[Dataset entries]
▼

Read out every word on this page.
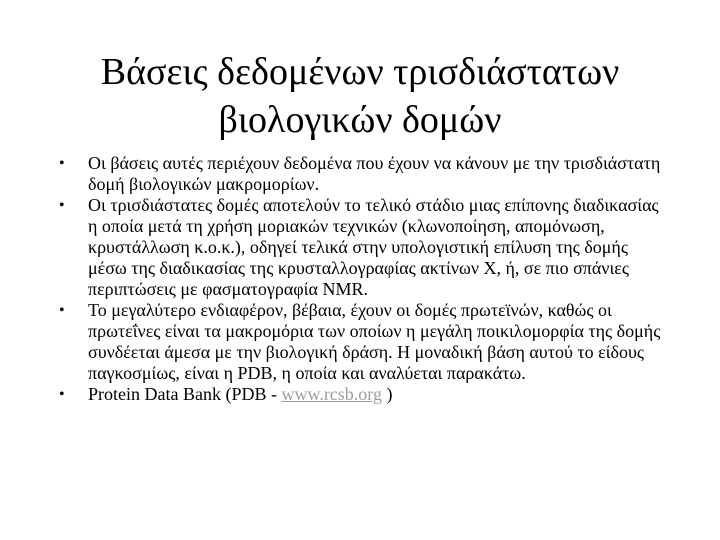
Βάσεις δεδομένων τρισδιάστατων
βιολογικών δομών
• Οι βάσεις αυτές περιέχουν δεδομένα που έχουν να κάνουν με την τρισδιάστατη δομή βιολογικών μακρομορίων.
• Οι τρισδιάστατες δομές αποτελούν το τελικό στάδιο μιας επίπονης διαδικασίας η οποία μετά τη χρήση μοριακών τεχνικών (κλωνοποίηση, απομόνωση, κρυστάλλωση κ.ο.κ.), οδηγεί τελικά στην υπολογιστική επίλυση της δομής μέσω της διαδικασίας της κρυσταλλογραφίας ακτίνων Χ, ή, σε πιο σπάνιες περιπτώσεις με φασματογραφία NMR.
• Το μεγαλύτερο ενδιαφέρον, βέβαια, έχουν οι δομές πρωτεϊνών, καθώς οι πρωτεΐνες είναι τα μακρομόρια των οποίων η μεγάλη ποικιλομορφία της δομής συνδέεται άμεσα με την βιολογική δράση. Η μοναδική βάση αυτού το είδους παγκοσμίως, είναι η PDB, η οποία και αναλύεται παρακάτω.
• Protein Data Bank (PDB - www.rcsb.org )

▲

Work to complete →
The goal is an exact reprint of the entries, leaving out the pictures.

Reply to the task →
Read out every word on this page.
Βάσεις δεδομένων τρισδιάστατων
βιολογικών δομών
• Οι βάσεις αυτές περιέχουν δεδομένα που έχουν να κάνουν με την τρισδιάστατη δομή βιολογικών μακρομορίων.
• Οι τρισδιάστατες δομές αποτελούν το τελικό στάδιο μιας επίπονης διαδικασίας η οποία μετά τη χρήση μοριακών τεχνικών (κλωνοποίηση, απομόνωση, κρυστάλλωση κ.ο.κ.), οδηγεί τελικά στην υπολογιστική επίλυση της δομής μέσω της διαδικασίας της κρυσταλλογραφίας ακτίνων Χ, ή, σε πιο σπάνιες περιπτώσεις με φασματογραφία NMR.
• Το μεγαλύτερο ενδιαφέρον, βέβαια, έχουν οι δομές πρωτεϊνών, καθώς οι πρωτεΐνες είναι τα μακρομόρια των οποίων η μεγάλη ποικιλομορφία της δομής συνδέεται άμεσα με την βιολογική δράση. Η μοναδική βάση αυτού το είδους παγκοσμίως, είναι η PDB, η οποία και αναλύεται παρακάτω.
• Protein Data Bank (PDB - www.rcsb.org )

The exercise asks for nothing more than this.